→ Complete the following
a: According to the news report, which two parties formed the coalition that ruled the state from November 2002 to August 2008?
b: List every form of abuse against detainees that the news report names.
c: Copy the news report word for word, starting at the words "We don’t condone torture, says" and ending after "to August 2008.".

→ Selected passage
We don’t condone torture, says Omar on Kashmir WikiLeaks

By IANS
Friday, December 17, 2010

SRINAGAR - Jammu and Kashmir Chief Minister Omar Abdullah Friday said his government doesn’t condone torture as he refused to comment on the WikiLeaks expose on the systematic abuse of detainees in the troubled state.

“I am not getting into it…It pertains to 2005 and you know who was in power that time,” Abdullah said, referring to the coalition of the Peoples Democratic Party (PDP) and the Congress that ruled the state from November 2002 to August 2008.

“We don’t condone torture. We never have and we never will,” he said, adding his government was the first that allowed a team of Amnesty International to travel to the state in the last 20 years of insurgency.

The chief minister’s remarks to reporters came as latest WikiLeaks dispatches reveal that US diplomats in Delhi were briefed by the International Committee of the Red Cross (ICRC) in 2005 about the use of electrocution, beatings and sexual humiliation against hundreds of detainees.

→ Material provided
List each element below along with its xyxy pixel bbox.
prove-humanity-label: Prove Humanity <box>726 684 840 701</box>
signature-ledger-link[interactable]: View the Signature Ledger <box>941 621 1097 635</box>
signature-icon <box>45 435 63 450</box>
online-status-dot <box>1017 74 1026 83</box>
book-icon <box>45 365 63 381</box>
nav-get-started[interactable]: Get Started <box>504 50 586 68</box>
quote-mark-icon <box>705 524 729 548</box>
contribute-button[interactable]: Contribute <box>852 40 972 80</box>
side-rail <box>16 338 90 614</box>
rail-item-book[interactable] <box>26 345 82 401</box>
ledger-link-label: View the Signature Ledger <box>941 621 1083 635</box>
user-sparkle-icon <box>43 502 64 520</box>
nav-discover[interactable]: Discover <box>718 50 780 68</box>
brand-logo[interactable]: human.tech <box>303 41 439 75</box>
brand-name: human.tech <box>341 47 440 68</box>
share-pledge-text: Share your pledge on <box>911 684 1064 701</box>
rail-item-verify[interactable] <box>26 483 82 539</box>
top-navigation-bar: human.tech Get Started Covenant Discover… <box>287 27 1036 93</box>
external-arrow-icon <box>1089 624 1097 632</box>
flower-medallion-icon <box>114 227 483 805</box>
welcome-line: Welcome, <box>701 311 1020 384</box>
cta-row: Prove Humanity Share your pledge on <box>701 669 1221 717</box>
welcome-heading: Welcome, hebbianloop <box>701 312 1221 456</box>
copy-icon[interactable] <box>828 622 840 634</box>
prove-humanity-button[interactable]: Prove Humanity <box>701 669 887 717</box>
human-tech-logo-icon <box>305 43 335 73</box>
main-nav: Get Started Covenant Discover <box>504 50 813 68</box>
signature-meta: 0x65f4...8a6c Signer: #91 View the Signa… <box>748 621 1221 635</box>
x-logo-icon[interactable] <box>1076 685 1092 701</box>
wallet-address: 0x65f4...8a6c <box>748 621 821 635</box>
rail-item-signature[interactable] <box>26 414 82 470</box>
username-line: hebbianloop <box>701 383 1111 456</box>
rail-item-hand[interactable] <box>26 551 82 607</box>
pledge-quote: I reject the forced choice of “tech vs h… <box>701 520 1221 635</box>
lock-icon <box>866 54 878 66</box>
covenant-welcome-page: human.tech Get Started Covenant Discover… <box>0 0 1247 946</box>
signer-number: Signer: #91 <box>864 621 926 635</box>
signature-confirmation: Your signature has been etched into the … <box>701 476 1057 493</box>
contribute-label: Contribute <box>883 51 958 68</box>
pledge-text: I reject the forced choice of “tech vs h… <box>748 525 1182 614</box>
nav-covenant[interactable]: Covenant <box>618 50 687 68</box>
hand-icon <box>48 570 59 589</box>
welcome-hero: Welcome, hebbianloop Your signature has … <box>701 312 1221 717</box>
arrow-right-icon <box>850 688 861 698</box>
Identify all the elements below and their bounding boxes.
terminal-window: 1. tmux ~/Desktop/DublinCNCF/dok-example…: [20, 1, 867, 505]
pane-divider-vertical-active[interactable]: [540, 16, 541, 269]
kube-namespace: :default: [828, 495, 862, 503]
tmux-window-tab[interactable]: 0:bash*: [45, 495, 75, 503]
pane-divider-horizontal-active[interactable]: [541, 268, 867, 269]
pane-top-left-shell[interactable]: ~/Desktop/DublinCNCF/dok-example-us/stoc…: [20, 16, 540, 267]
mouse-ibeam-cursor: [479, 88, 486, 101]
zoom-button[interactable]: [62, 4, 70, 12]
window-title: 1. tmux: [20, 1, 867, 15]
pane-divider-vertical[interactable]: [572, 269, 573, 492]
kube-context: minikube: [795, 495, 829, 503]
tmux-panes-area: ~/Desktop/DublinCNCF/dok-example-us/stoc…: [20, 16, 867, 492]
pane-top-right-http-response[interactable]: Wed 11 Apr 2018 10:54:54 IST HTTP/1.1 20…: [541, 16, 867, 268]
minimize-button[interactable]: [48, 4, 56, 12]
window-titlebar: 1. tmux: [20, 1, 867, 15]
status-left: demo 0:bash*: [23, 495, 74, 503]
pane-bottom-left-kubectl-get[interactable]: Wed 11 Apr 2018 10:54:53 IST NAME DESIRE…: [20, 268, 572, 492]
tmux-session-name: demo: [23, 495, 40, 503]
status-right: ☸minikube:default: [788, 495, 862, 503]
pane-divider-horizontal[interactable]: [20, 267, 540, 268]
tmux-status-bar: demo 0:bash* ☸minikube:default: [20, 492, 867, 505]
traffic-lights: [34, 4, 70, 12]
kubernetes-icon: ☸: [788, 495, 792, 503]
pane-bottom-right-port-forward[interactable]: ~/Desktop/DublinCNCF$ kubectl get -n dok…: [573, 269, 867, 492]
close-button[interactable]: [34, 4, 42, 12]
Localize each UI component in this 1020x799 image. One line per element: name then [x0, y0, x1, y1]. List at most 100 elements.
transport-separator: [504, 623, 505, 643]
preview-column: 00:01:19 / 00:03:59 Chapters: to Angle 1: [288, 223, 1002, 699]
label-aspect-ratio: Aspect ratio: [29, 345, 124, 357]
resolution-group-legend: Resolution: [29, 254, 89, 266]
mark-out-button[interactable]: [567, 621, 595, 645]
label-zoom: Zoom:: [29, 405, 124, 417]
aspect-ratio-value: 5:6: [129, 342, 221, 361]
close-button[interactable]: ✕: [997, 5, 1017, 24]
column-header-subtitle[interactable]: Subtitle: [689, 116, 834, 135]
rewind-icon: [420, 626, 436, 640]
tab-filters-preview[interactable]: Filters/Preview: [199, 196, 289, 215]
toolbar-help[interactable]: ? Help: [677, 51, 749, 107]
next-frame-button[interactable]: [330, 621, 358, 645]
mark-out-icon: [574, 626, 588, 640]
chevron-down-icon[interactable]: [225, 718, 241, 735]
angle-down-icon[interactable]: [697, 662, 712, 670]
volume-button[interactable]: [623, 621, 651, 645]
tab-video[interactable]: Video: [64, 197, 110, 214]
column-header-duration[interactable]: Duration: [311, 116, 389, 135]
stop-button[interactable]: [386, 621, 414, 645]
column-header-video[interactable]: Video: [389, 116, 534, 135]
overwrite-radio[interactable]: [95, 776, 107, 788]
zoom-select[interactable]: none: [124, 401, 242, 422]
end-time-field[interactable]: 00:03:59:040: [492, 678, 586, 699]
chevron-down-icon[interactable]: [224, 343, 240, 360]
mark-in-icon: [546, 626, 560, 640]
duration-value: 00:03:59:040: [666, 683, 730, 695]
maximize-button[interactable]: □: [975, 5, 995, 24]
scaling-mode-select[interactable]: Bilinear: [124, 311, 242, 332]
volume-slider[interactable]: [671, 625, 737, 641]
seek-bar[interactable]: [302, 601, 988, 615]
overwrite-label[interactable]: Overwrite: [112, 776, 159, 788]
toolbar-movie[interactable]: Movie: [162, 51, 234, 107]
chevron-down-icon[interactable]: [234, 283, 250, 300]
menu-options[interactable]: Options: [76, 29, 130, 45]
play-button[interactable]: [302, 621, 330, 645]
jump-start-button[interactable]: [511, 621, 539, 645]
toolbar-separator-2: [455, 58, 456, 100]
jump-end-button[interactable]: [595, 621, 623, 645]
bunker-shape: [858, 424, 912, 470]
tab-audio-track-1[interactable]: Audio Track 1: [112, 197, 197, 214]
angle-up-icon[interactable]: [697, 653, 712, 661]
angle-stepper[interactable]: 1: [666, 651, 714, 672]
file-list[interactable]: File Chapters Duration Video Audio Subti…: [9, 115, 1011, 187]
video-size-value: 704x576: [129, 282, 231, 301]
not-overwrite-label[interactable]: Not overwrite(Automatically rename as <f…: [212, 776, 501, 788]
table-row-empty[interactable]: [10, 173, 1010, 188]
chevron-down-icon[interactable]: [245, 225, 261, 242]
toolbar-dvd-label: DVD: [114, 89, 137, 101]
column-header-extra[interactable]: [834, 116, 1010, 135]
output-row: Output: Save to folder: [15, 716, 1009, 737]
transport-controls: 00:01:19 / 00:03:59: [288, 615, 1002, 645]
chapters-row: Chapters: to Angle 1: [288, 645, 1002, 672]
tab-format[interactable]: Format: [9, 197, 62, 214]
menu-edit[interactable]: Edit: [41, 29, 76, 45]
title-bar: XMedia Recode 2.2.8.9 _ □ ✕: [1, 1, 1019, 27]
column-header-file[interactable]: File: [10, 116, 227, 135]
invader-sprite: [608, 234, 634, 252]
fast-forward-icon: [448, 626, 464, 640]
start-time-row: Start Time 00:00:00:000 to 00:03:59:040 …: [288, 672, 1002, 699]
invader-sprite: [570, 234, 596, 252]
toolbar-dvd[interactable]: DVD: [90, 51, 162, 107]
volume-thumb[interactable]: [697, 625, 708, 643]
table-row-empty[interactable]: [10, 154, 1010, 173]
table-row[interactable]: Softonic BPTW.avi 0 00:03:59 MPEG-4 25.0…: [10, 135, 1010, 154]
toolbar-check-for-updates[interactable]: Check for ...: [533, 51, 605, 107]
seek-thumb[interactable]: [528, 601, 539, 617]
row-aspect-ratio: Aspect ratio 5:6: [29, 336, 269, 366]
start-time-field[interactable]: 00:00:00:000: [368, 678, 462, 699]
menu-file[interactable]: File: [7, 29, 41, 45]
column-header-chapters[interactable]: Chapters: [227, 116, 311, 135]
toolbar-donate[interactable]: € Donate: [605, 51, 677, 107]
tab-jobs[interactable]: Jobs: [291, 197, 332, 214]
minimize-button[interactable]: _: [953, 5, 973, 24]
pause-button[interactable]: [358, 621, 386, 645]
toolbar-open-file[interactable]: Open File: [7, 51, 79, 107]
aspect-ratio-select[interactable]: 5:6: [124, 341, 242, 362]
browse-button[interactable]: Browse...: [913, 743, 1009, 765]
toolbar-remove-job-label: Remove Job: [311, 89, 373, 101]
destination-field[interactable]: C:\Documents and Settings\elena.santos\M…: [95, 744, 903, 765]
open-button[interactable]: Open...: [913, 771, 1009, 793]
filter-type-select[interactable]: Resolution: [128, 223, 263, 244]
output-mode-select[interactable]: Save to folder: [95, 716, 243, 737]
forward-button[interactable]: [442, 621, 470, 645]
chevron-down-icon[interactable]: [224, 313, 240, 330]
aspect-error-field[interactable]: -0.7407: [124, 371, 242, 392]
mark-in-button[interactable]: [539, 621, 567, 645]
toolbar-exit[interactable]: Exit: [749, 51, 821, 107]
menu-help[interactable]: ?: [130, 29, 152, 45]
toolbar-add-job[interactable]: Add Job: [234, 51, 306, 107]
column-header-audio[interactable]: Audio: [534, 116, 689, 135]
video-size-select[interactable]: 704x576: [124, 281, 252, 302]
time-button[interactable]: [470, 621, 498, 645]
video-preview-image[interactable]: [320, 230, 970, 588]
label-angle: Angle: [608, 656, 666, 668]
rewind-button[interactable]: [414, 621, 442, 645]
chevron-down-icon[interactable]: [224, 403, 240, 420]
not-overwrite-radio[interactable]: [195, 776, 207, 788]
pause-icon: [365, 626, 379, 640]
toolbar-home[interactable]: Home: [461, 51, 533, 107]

→ Answers per task
a: The Peoples Democratic Party (PDP) and the Congress.

b: Electrocution, beatings, sexual humiliation

c:
We don’t condone torture, says Omar on Kashmir WikiLeaks

By IANS
Friday, December 17, 2010

SRINAGAR - Jammu and Kashmir Chief Minister Omar Abdullah Friday said his government doesn’t condone torture as he refused to comment on the WikiLeaks expose on the systematic abuse of detainees in the troubled state.

“I am not getting into it…It pertains to 2005 and you know who was in power that time,” Abdullah said, referring to the coalition of the Peoples Democratic Party (PDP) and the Congress that ruled the state from November 2002 to August 2008.